Data entries
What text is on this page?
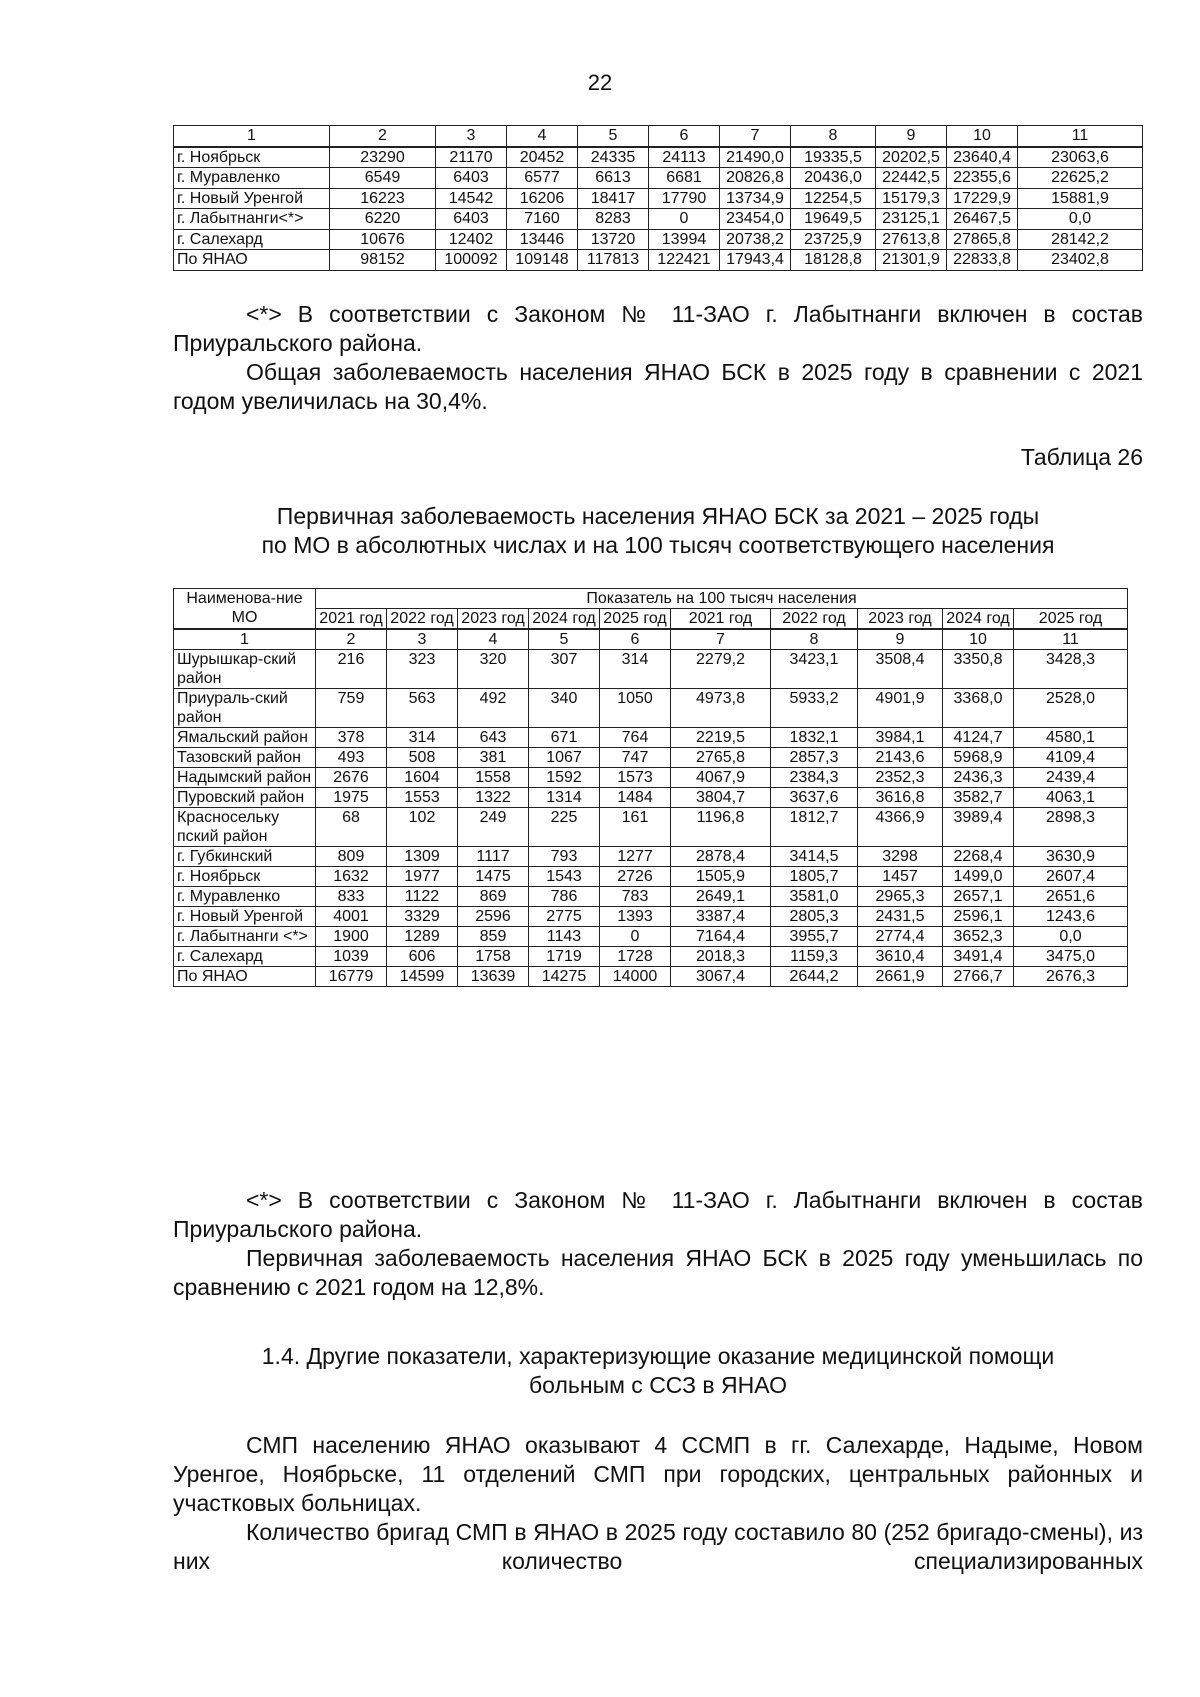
22
1	2	3	4	5	6	7	8	9	10	11
г. Ноябрьск	23290	21170	20452	24335	24113	21490,0	19335,5	20202,5	23640,4	23063,6
г. Муравленко	6549	6403	6577	6613	6681	20826,8	20436,0	22442,5	22355,6	22625,2
г. Новый Уренгой	16223	14542	16206	18417	17790	13734,9	12254,5	15179,3	17229,9	15881,9
г. Лабытнанги<*>	6220	6403	7160	8283	0	23454,0	19649,5	23125,1	26467,5	0,0
г. Салехард	10676	12402	13446	13720	13994	20738,2	23725,9	27613,8	27865,8	28142,2
По ЯНАО	98152	100092	109148	117813	122421	17943,4	18128,8	21301,9	22833,8	23402,8

<*> В соответствии с Законом № 11-ЗАО г. Лабытнанги включен в состав Приуральского района.

Общая заболеваемость населения ЯНАО БСК в 2025 году в сравнении с 2021 годом увеличилась на 30,4%.

Таблица 26
Первичная заболеваемость населения ЯНАО БСК за 2021 – 2025 годы
по МО в абсолютных числах и на 100 тысяч соответствующего населения
Наименова-ние МО	Показатель на 100 тысяч населения									
	2021 год	2022 год	2023 год	2024 год	2025 год	2021 год	2022 год	2023 год	2024 год	2025 год
1	2	3	4	5	6	7	8	9	10	11
Шурышкар-ский район	216	323	320	307	314	2279,2	3423,1	3508,4	3350,8	3428,3
Приураль-ский район	759	563	492	340	1050	4973,8	5933,2	4901,9	3368,0	2528,0
Ямальский район	378	314	643	671	764	2219,5	1832,1	3984,1	4124,7	4580,1
Тазовский район	493	508	381	1067	747	2765,8	2857,3	2143,6	5968,9	4109,4
Надымский район	2676	1604	1558	1592	1573	4067,9	2384,3	2352,3	2436,3	2439,4
Пуровский район	1975	1553	1322	1314	1484	3804,7	3637,6	3616,8	3582,7	4063,1
Красносельку пский район	68	102	249	225	161	1196,8	1812,7	4366,9	3989,4	2898,3
г. Губкинский	809	1309	1117	793	1277	2878,4	3414,5	3298	2268,4	3630,9
г. Ноябрьск	1632	1977	1475	1543	2726	1505,9	1805,7	1457	1499,0	2607,4
г. Муравленко	833	1122	869	786	783	2649,1	3581,0	2965,3	2657,1	2651,6
г. Новый Уренгой	4001	3329	2596	2775	1393	3387,4	2805,3	2431,5	2596,1	1243,6
г. Лабытнанги <*>	1900	1289	859	1143	0	7164,4	3955,7	2774,4	3652,3	0,0
г. Салехард	1039	606	1758	1719	1728	2018,3	1159,3	3610,4	3491,4	3475,0
По ЯНАО	16779	14599	13639	14275	14000	3067,4	2644,2	2661,9	2766,7	2676,3

<*> В соответствии с Законом № 11-ЗАО г. Лабытнанги включен в состав Приуральского района.

Первичная заболеваемость населения ЯНАО БСК в 2025 году уменьшилась по сравнению с 2021 годом на 12,8%.

1.4. Другие показатели, характеризующие оказание медицинской помощи
больным с ССЗ в ЯНАО

СМП населению ЯНАО оказывают 4 ССМП в гг. Салехарде, Надыме, Новом Уренгое, Ноябрьске, 11 отделений СМП при городских, центральных районных и участковых больницах.

Количество бригад СМП в ЯНАО в 2025 году составило 80 (252 бригадо-смены), из них количество специализированных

## TASK TO COMPLETE
Please write out all of the material above without changing a word, and omit any pictures.

## WRITTEN RESPONSE
What text is on this page?
22
1	2	3	4	5	6	7	8	9	10	11
г. Ноябрьск	23290	21170	20452	24335	24113	21490,0	19335,5	20202,5	23640,4	23063,6
г. Муравленко	6549	6403	6577	6613	6681	20826,8	20436,0	22442,5	22355,6	22625,2
г. Новый Уренгой	16223	14542	16206	18417	17790	13734,9	12254,5	15179,3	17229,9	15881,9
г. Лабытнанги<*>	6220	6403	7160	8283	0	23454,0	19649,5	23125,1	26467,5	0,0
г. Салехард	10676	12402	13446	13720	13994	20738,2	23725,9	27613,8	27865,8	28142,2
По ЯНАО	98152	100092	109148	117813	122421	17943,4	18128,8	21301,9	22833,8	23402,8

<*> В соответствии с Законом № 11-ЗАО г. Лабытнанги включен в состав Приуральского района.

Общая заболеваемость населения ЯНАО БСК в 2025 году в сравнении с 2021 годом увеличилась на 30,4%.

Таблица 26
Первичная заболеваемость населения ЯНАО БСК за 2021 – 2025 годы
по МО в абсолютных числах и на 100 тысяч соответствующего населения
Наименова-ние МО	Показатель на 100 тысяч населения									
	2021 год	2022 год	2023 год	2024 год	2025 год	2021 год	2022 год	2023 год	2024 год	2025 год
1	2	3	4	5	6	7	8	9	10	11
Шурышкар-ский район	216	323	320	307	314	2279,2	3423,1	3508,4	3350,8	3428,3
Приураль-ский район	759	563	492	340	1050	4973,8	5933,2	4901,9	3368,0	2528,0
Ямальский район	378	314	643	671	764	2219,5	1832,1	3984,1	4124,7	4580,1
Тазовский район	493	508	381	1067	747	2765,8	2857,3	2143,6	5968,9	4109,4
Надымский район	2676	1604	1558	1592	1573	4067,9	2384,3	2352,3	2436,3	2439,4
Пуровский район	1975	1553	1322	1314	1484	3804,7	3637,6	3616,8	3582,7	4063,1
Красносельку пский район	68	102	249	225	161	1196,8	1812,7	4366,9	3989,4	2898,3
г. Губкинский	809	1309	1117	793	1277	2878,4	3414,5	3298	2268,4	3630,9
г. Ноябрьск	1632	1977	1475	1543	2726	1505,9	1805,7	1457	1499,0	2607,4
г. Муравленко	833	1122	869	786	783	2649,1	3581,0	2965,3	2657,1	2651,6
г. Новый Уренгой	4001	3329	2596	2775	1393	3387,4	2805,3	2431,5	2596,1	1243,6
г. Лабытнанги <*>	1900	1289	859	1143	0	7164,4	3955,7	2774,4	3652,3	0,0
г. Салехард	1039	606	1758	1719	1728	2018,3	1159,3	3610,4	3491,4	3475,0
По ЯНАО	16779	14599	13639	14275	14000	3067,4	2644,2	2661,9	2766,7	2676,3

<*> В соответствии с Законом № 11-ЗАО г. Лабытнанги включен в состав Приуральского района.

Первичная заболеваемость населения ЯНАО БСК в 2025 году уменьшилась по сравнению с 2021 годом на 12,8%.

1.4. Другие показатели, характеризующие оказание медицинской помощи
больным с ССЗ в ЯНАО

СМП населению ЯНАО оказывают 4 ССМП в гг. Салехарде, Надыме, Новом Уренгое, Ноябрьске, 11 отделений СМП при городских, центральных районных и участковых больницах.

Количество бригад СМП в ЯНАО в 2025 году составило 80 (252 бригадо-смены), из них количество специализированных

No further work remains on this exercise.